_AIM:_ Extract each record and reproduce it exactly.

_DATASET CONTENT:_
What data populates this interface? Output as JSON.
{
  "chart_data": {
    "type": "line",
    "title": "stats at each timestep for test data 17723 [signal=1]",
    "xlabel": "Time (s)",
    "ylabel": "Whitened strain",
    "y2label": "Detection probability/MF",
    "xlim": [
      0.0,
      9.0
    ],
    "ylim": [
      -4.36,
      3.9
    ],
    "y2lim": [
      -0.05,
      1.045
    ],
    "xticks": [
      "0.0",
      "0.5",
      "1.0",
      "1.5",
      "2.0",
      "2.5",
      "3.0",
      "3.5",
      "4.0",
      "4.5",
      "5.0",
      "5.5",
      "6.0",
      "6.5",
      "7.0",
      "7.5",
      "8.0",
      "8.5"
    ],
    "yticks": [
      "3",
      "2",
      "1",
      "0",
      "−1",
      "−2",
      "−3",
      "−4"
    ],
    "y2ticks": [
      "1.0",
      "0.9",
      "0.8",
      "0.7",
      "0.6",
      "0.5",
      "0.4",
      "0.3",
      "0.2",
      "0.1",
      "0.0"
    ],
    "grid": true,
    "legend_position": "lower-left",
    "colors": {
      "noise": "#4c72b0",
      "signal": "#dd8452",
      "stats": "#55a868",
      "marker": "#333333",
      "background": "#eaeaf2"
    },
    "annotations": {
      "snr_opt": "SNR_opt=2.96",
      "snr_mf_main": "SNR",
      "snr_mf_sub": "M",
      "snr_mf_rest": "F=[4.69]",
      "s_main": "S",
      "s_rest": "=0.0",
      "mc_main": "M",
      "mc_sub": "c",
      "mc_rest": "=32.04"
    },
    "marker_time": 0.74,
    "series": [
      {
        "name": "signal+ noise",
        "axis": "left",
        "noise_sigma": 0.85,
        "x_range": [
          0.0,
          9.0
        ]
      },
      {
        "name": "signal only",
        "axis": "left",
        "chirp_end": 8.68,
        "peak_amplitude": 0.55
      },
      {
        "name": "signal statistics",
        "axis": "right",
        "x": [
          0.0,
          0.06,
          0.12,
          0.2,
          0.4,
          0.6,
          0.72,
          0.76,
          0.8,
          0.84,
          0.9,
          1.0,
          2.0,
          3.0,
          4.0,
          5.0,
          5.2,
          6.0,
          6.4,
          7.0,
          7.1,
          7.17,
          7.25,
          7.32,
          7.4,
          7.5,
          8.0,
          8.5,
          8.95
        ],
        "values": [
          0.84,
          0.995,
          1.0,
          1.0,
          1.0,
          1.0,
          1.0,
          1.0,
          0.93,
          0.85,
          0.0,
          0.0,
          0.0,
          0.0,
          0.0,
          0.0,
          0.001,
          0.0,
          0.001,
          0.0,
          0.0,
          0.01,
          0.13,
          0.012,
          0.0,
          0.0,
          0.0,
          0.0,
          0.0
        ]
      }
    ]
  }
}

_SOLUTION BELOW:_
What data populates this interface? Output as JSON.
{
  "chart_data": {
    "type": "line",
    "title": "stats at each timestep for test data 17723 [signal=1]",
    "xlabel": "Time (s)",
    "ylabel": "Whitened strain",
    "y2label": "Detection probability/MF",
    "xlim": [
      0.0,
      9.0
    ],
    "ylim": [
      -4.36,
      3.9
    ],
    "y2lim": [
      -0.05,
      1.045
    ],
    "xticks": [
      "0.0",
      "0.5",
      "1.0",
      "1.5",
      "2.0",
      "2.5",
      "3.0",
      "3.5",
      "4.0",
      "4.5",
      "5.0",
      "5.5",
      "6.0",
      "6.5",
      "7.0",
      "7.5",
      "8.0",
      "8.5"
    ],
    "yticks": [
      "3",
      "2",
      "1",
      "0",
      "−1",
      "−2",
      "−3",
      "−4"
    ],
    "y2ticks": [
      "1.0",
      "0.9",
      "0.8",
      "0.7",
      "0.6",
      "0.5",
      "0.4",
      "0.3",
      "0.2",
      "0.1",
      "0.0"
    ],
    "grid": true,
    "legend_position": "lower-left",
    "colors": {
      "noise": "#4c72b0",
      "signal": "#dd8452",
      "stats": "#55a868",
      "marker": "#333333",
      "background": "#eaeaf2"
    },
    "annotations": {
      "snr_opt": "SNR_opt=2.96",
      "snr_mf_main": "SNR",
      "snr_mf_sub": "M",
      "snr_mf_rest": "F=[4.69]",
      "s_main": "S",
      "s_rest": "=0.0",
      "mc_main": "M",
      "mc_sub": "c",
      "mc_rest": "=32.04"
    },
    "marker_time": 0.74,
    "series": [
      {
        "name": "signal+ noise",
        "axis": "left",
        "noise_sigma": 0.85,
        "x_range": [
          0.0,
          9.0
        ]
      },
      {
        "name": "signal only",
        "axis": "left",
        "chirp_end": 8.68,
        "peak_amplitude": 0.55
      },
      {
        "name": "signal statistics",
        "axis": "right",
        "x": [
          0.0,
          0.06,
          0.12,
          0.2,
          0.4,
          0.6,
          0.72,
          0.76,
          0.8,
          0.84,
          0.9,
          1.0,
          2.0,
          3.0,
          4.0,
          5.0,
          5.2,
          6.0,
          6.4,
          7.0,
          7.1,
          7.17,
          7.25,
          7.32,
          7.4,
          7.5,
          8.0,
          8.5,
          8.95
        ],
        "values": [
          0.84,
          0.995,
          1.0,
          1.0,
          1.0,
          1.0,
          1.0,
          1.0,
          0.93,
          0.85,
          0.0,
          0.0,
          0.0,
          0.0,
          0.0,
          0.0,
          0.001,
          0.0,
          0.001,
          0.0,
          0.0,
          0.01,
          0.13,
          0.012,
          0.0,
          0.0,
          0.0,
          0.0,
          0.0
        ]
      }
    ]
  }
}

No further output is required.